-- GIVEN REQUEST --
Each line in the entries below that holds the string "Hassan" is to be listed.

-- DATA SHOWN --
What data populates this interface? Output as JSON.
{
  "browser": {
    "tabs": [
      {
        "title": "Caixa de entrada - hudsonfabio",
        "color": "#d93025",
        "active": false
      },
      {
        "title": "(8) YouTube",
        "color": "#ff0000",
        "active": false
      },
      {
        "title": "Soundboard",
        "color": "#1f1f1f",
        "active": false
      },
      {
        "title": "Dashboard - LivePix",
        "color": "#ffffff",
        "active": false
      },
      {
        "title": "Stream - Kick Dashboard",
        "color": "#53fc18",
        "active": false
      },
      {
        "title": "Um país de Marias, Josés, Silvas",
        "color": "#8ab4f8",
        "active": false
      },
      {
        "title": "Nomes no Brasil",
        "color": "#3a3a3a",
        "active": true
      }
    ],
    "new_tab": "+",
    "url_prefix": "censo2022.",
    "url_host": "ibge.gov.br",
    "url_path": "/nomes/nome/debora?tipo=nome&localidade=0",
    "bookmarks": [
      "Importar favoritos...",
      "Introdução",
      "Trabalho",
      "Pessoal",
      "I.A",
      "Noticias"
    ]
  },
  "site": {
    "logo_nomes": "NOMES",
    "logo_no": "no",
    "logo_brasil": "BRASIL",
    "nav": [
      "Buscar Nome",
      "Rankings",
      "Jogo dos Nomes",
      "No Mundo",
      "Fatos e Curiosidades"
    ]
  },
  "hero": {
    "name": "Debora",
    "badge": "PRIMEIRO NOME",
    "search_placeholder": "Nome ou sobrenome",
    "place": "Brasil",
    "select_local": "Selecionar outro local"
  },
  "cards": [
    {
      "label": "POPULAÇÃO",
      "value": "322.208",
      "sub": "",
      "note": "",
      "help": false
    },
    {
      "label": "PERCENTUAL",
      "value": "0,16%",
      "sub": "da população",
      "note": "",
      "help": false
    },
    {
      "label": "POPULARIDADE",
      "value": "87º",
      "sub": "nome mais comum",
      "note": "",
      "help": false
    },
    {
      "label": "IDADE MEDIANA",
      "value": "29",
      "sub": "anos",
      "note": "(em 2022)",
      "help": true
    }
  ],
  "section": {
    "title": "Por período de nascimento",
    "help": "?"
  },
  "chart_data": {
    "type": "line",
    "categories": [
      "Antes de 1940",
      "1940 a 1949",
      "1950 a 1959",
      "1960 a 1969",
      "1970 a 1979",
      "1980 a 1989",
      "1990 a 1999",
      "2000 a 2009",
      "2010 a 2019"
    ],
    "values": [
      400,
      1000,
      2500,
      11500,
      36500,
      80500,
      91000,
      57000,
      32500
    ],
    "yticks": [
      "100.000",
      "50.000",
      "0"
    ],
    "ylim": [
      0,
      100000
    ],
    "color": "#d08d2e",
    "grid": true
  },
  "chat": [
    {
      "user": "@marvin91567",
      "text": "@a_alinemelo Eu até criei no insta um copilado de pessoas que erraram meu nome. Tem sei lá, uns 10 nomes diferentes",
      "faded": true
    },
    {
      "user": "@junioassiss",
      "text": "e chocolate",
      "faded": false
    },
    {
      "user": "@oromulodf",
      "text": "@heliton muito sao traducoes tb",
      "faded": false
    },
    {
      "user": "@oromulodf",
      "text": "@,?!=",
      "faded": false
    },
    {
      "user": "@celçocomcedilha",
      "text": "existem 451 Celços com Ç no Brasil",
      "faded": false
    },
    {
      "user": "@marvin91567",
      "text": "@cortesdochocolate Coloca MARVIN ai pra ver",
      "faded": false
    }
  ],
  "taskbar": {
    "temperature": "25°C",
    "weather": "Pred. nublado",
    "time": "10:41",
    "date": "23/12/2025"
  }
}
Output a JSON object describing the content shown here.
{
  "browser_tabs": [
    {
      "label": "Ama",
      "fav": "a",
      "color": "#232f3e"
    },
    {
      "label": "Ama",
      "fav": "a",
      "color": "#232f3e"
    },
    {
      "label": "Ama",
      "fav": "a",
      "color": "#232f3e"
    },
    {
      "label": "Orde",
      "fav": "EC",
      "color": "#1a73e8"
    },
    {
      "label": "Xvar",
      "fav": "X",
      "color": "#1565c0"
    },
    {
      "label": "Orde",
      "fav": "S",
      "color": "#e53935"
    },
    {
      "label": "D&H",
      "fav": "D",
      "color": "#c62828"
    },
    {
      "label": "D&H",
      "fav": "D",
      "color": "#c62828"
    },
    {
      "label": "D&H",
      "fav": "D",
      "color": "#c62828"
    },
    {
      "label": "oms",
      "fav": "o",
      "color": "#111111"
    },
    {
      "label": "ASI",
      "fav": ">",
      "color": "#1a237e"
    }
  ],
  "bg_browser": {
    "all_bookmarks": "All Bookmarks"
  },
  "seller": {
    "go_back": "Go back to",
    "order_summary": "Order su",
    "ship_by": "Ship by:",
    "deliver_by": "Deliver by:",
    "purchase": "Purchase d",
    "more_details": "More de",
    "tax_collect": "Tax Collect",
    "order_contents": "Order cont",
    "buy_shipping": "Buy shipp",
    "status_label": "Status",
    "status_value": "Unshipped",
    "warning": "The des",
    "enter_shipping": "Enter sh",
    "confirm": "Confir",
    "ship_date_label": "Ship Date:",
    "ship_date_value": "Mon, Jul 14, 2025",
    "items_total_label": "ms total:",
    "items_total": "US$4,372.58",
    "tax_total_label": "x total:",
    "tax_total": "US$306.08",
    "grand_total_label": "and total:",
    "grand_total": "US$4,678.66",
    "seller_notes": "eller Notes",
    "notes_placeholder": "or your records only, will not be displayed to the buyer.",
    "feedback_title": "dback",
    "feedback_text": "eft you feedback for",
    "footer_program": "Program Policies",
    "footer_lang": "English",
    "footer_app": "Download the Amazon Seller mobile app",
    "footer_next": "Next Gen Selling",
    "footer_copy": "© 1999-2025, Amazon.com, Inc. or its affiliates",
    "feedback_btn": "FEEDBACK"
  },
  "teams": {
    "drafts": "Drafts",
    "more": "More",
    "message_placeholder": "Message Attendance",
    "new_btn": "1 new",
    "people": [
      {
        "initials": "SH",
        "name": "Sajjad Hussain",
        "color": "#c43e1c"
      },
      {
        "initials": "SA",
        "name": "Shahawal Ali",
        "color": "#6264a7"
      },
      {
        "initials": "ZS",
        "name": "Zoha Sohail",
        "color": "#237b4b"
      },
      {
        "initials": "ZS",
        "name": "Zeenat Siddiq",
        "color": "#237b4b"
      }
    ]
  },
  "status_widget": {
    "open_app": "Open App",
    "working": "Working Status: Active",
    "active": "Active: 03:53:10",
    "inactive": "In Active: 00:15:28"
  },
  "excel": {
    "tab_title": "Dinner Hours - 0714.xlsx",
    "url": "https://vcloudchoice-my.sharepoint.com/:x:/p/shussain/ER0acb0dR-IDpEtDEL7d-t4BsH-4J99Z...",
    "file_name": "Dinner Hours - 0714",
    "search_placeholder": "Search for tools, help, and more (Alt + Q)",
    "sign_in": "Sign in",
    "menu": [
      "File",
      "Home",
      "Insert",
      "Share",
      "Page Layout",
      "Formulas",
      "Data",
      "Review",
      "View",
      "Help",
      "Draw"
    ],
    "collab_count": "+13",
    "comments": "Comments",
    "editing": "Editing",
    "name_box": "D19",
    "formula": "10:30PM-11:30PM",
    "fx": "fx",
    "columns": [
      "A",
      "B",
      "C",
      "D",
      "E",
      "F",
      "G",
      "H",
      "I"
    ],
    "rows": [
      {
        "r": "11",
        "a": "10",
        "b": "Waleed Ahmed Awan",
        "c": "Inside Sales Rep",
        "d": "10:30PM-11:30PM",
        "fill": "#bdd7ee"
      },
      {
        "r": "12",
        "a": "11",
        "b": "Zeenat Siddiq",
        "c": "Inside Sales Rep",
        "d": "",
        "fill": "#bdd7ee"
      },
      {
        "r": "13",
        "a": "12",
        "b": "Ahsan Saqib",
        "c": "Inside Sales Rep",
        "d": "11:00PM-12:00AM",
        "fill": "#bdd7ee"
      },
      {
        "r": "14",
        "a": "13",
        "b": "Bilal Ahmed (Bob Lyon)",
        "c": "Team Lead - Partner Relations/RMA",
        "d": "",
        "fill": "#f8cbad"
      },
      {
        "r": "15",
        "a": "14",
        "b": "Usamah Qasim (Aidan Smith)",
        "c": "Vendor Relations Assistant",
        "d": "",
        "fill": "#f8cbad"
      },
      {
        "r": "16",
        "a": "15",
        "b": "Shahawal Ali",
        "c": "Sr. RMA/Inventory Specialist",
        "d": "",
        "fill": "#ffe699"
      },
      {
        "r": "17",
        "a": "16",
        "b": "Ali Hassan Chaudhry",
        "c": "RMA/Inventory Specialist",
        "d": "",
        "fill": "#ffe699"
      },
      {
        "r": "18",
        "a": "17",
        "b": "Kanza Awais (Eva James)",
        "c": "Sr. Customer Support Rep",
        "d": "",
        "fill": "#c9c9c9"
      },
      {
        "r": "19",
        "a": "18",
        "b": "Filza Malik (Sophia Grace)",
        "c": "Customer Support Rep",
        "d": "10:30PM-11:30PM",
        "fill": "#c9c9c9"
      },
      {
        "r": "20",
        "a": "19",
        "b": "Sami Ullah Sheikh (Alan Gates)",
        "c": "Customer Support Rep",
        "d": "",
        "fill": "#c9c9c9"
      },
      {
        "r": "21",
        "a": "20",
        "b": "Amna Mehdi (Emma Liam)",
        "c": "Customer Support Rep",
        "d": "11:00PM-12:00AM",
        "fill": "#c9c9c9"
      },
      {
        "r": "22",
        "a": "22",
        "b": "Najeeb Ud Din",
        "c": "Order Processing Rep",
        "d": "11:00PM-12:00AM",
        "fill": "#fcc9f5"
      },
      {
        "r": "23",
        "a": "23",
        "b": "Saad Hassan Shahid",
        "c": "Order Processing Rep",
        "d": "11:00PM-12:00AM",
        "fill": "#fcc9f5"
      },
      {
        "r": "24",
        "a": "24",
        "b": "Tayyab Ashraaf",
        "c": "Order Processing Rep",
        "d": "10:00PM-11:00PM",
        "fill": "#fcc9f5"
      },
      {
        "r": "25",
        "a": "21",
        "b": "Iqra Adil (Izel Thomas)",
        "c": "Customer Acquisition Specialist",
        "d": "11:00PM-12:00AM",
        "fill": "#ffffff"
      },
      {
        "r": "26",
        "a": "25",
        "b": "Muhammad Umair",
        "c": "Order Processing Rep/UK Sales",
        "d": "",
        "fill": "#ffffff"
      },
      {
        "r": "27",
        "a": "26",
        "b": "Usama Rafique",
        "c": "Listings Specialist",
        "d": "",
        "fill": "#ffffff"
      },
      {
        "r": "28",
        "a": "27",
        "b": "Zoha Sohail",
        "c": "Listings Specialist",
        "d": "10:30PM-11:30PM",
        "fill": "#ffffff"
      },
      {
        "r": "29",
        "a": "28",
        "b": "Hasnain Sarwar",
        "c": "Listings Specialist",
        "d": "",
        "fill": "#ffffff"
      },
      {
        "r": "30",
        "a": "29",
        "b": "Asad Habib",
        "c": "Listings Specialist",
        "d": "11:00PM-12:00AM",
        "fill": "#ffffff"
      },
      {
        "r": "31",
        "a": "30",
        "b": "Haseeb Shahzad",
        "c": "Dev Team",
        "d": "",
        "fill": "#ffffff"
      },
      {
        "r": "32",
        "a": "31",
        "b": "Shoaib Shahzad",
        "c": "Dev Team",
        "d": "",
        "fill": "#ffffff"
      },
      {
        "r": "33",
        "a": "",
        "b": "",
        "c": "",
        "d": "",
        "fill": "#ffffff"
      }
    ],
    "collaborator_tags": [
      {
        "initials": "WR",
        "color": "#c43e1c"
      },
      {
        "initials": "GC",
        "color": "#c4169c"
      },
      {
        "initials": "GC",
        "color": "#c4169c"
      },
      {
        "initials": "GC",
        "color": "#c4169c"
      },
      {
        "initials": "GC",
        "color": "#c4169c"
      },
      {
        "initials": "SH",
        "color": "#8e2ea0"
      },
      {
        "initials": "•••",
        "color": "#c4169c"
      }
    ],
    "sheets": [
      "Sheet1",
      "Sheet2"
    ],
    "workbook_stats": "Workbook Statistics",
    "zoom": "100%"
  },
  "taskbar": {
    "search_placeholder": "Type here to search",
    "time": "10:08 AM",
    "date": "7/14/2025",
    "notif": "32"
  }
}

-- SOLUTION FOR THIS PROBLEM --
        "b": "Ali Hassan Chaudhry",
        "b": "Saad Hassan Shahid",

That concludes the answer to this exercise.